Exercise instructions — Look over the lines below. Report each one that includes the string "name".

Data supplied —

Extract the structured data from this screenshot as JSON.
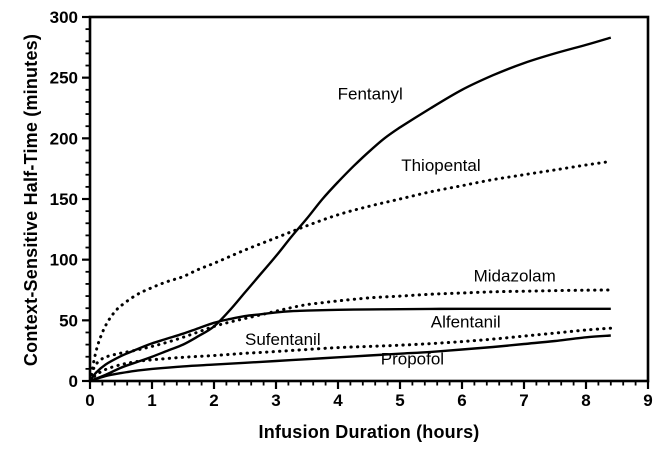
{
  "chart_data": {
    "type": "line",
    "title": "",
    "xlabel": "Infusion Duration (hours)",
    "ylabel": "Context-Sensitive Half-Time (minutes)",
    "xlim": [
      0,
      9
    ],
    "ylim": [
      0,
      300
    ],
    "x_major_ticks": [
      0,
      1,
      2,
      3,
      4,
      5,
      6,
      7,
      8,
      9
    ],
    "x_minor_step": 0.2,
    "y_major_ticks": [
      0,
      50,
      100,
      150,
      200,
      250,
      300
    ],
    "y_minor_step": 10,
    "grid": false,
    "legend_position": "none",
    "background_color": "#ffffff",
    "ink_color": "#000000",
    "series": [
      {
        "name": "Fentanyl",
        "line_style": "solid",
        "label_pos": {
          "x": 4.52,
          "y": 237
        },
        "points": [
          [
            0,
            0
          ],
          [
            0.25,
            5
          ],
          [
            0.5,
            11
          ],
          [
            0.75,
            15.5
          ],
          [
            1,
            20
          ],
          [
            1.25,
            25
          ],
          [
            1.5,
            30
          ],
          [
            1.75,
            37
          ],
          [
            2,
            45
          ],
          [
            2.25,
            58
          ],
          [
            2.5,
            73
          ],
          [
            2.75,
            88
          ],
          [
            3,
            103
          ],
          [
            3.25,
            119
          ],
          [
            3.5,
            134
          ],
          [
            3.75,
            150
          ],
          [
            4,
            164
          ],
          [
            4.25,
            177
          ],
          [
            4.5,
            189
          ],
          [
            4.75,
            200
          ],
          [
            5,
            209
          ],
          [
            5.5,
            225
          ],
          [
            6,
            240
          ],
          [
            6.5,
            252
          ],
          [
            7,
            262
          ],
          [
            7.5,
            270
          ],
          [
            8,
            277
          ],
          [
            8.4,
            283
          ]
        ]
      },
      {
        "name": "Thiopental",
        "line_style": "dotted",
        "label_pos": {
          "x": 5.66,
          "y": 178
        },
        "points": [
          [
            0,
            0
          ],
          [
            0.1,
            25
          ],
          [
            0.2,
            40
          ],
          [
            0.3,
            50
          ],
          [
            0.4,
            57
          ],
          [
            0.5,
            62
          ],
          [
            0.75,
            71
          ],
          [
            1,
            77
          ],
          [
            1.25,
            82
          ],
          [
            1.5,
            86
          ],
          [
            1.75,
            92
          ],
          [
            2,
            97
          ],
          [
            2.5,
            108
          ],
          [
            3,
            118
          ],
          [
            3.5,
            128
          ],
          [
            4,
            137
          ],
          [
            4.5,
            144
          ],
          [
            5,
            150
          ],
          [
            5.5,
            156
          ],
          [
            6,
            161
          ],
          [
            6.5,
            166
          ],
          [
            7,
            170
          ],
          [
            7.5,
            174
          ],
          [
            8,
            178
          ],
          [
            8.4,
            181
          ]
        ]
      },
      {
        "name": "Midazolam",
        "line_style": "dotted",
        "label_pos": {
          "x": 6.85,
          "y": 87
        },
        "points": [
          [
            0,
            0
          ],
          [
            0.05,
            9
          ],
          [
            0.1,
            14
          ],
          [
            0.2,
            18.5
          ],
          [
            0.3,
            20.5
          ],
          [
            0.5,
            23
          ],
          [
            0.75,
            25.5
          ],
          [
            1,
            28.5
          ],
          [
            1.25,
            32
          ],
          [
            1.5,
            36
          ],
          [
            1.75,
            40.5
          ],
          [
            2,
            45
          ],
          [
            2.25,
            48.5
          ],
          [
            2.5,
            51.5
          ],
          [
            2.75,
            54.5
          ],
          [
            3,
            57.5
          ],
          [
            3.25,
            60.5
          ],
          [
            3.5,
            63
          ],
          [
            3.75,
            64.5
          ],
          [
            4,
            66
          ],
          [
            4.5,
            68.5
          ],
          [
            5,
            70
          ],
          [
            5.5,
            71.5
          ],
          [
            6,
            72.5
          ],
          [
            6.5,
            73.5
          ],
          [
            7,
            74
          ],
          [
            7.5,
            74.5
          ],
          [
            8,
            74.8
          ],
          [
            8.4,
            75
          ]
        ]
      },
      {
        "name": "Alfentanil",
        "line_style": "solid",
        "label_pos": {
          "x": 6.06,
          "y": 49
        },
        "points": [
          [
            0,
            0
          ],
          [
            0.1,
            7
          ],
          [
            0.25,
            13.5
          ],
          [
            0.5,
            20.5
          ],
          [
            0.75,
            26
          ],
          [
            1,
            31
          ],
          [
            1.25,
            35
          ],
          [
            1.5,
            39
          ],
          [
            1.75,
            43.5
          ],
          [
            2,
            48
          ],
          [
            2.25,
            51
          ],
          [
            2.5,
            53.5
          ],
          [
            2.75,
            55
          ],
          [
            3,
            56.5
          ],
          [
            3.25,
            57.5
          ],
          [
            3.5,
            58
          ],
          [
            4,
            58.7
          ],
          [
            4.5,
            59
          ],
          [
            5,
            59.2
          ],
          [
            5.5,
            59.4
          ],
          [
            6,
            59.5
          ],
          [
            7,
            59.5
          ],
          [
            8,
            59.5
          ],
          [
            8.4,
            59.5
          ]
        ]
      },
      {
        "name": "Sufentanil",
        "line_style": "dotted",
        "label_pos": {
          "x": 3.11,
          "y": 34.5
        },
        "points": [
          [
            0,
            0
          ],
          [
            0.1,
            5
          ],
          [
            0.25,
            9.5
          ],
          [
            0.5,
            13.5
          ],
          [
            0.75,
            16
          ],
          [
            1,
            17.5
          ],
          [
            1.5,
            19.5
          ],
          [
            2,
            21
          ],
          [
            2.5,
            22.8
          ],
          [
            3,
            24.3
          ],
          [
            3.5,
            26
          ],
          [
            4,
            27.5
          ],
          [
            4.5,
            28.5
          ],
          [
            5,
            29.5
          ],
          [
            5.5,
            30.8
          ],
          [
            6,
            32.5
          ],
          [
            6.5,
            34.5
          ],
          [
            7,
            37
          ],
          [
            7.5,
            39.5
          ],
          [
            8,
            42
          ],
          [
            8.4,
            43.5
          ]
        ]
      },
      {
        "name": "Propofol",
        "line_style": "solid",
        "label_pos": {
          "x": 5.2,
          "y": 18.5
        },
        "points": [
          [
            0,
            0
          ],
          [
            0.25,
            4
          ],
          [
            0.5,
            6.5
          ],
          [
            0.75,
            8.5
          ],
          [
            1,
            10
          ],
          [
            1.5,
            12
          ],
          [
            2,
            13.5
          ],
          [
            2.5,
            15
          ],
          [
            3,
            16.5
          ],
          [
            3.5,
            18
          ],
          [
            4,
            19.5
          ],
          [
            4.5,
            21
          ],
          [
            5,
            22.5
          ],
          [
            5.5,
            24
          ],
          [
            6,
            26
          ],
          [
            6.5,
            28
          ],
          [
            7,
            30.5
          ],
          [
            7.5,
            33
          ],
          [
            8,
            36
          ],
          [
            8.4,
            37.5
          ]
        ]
      }
    ]
  }
}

Exercise answer —
        "name": "Fentanyl",
        "name": "Thiopental",
        "name": "Midazolam",
        "name": "Alfentanil",
        "name": "Sufentanil",
        "name": "Propofol",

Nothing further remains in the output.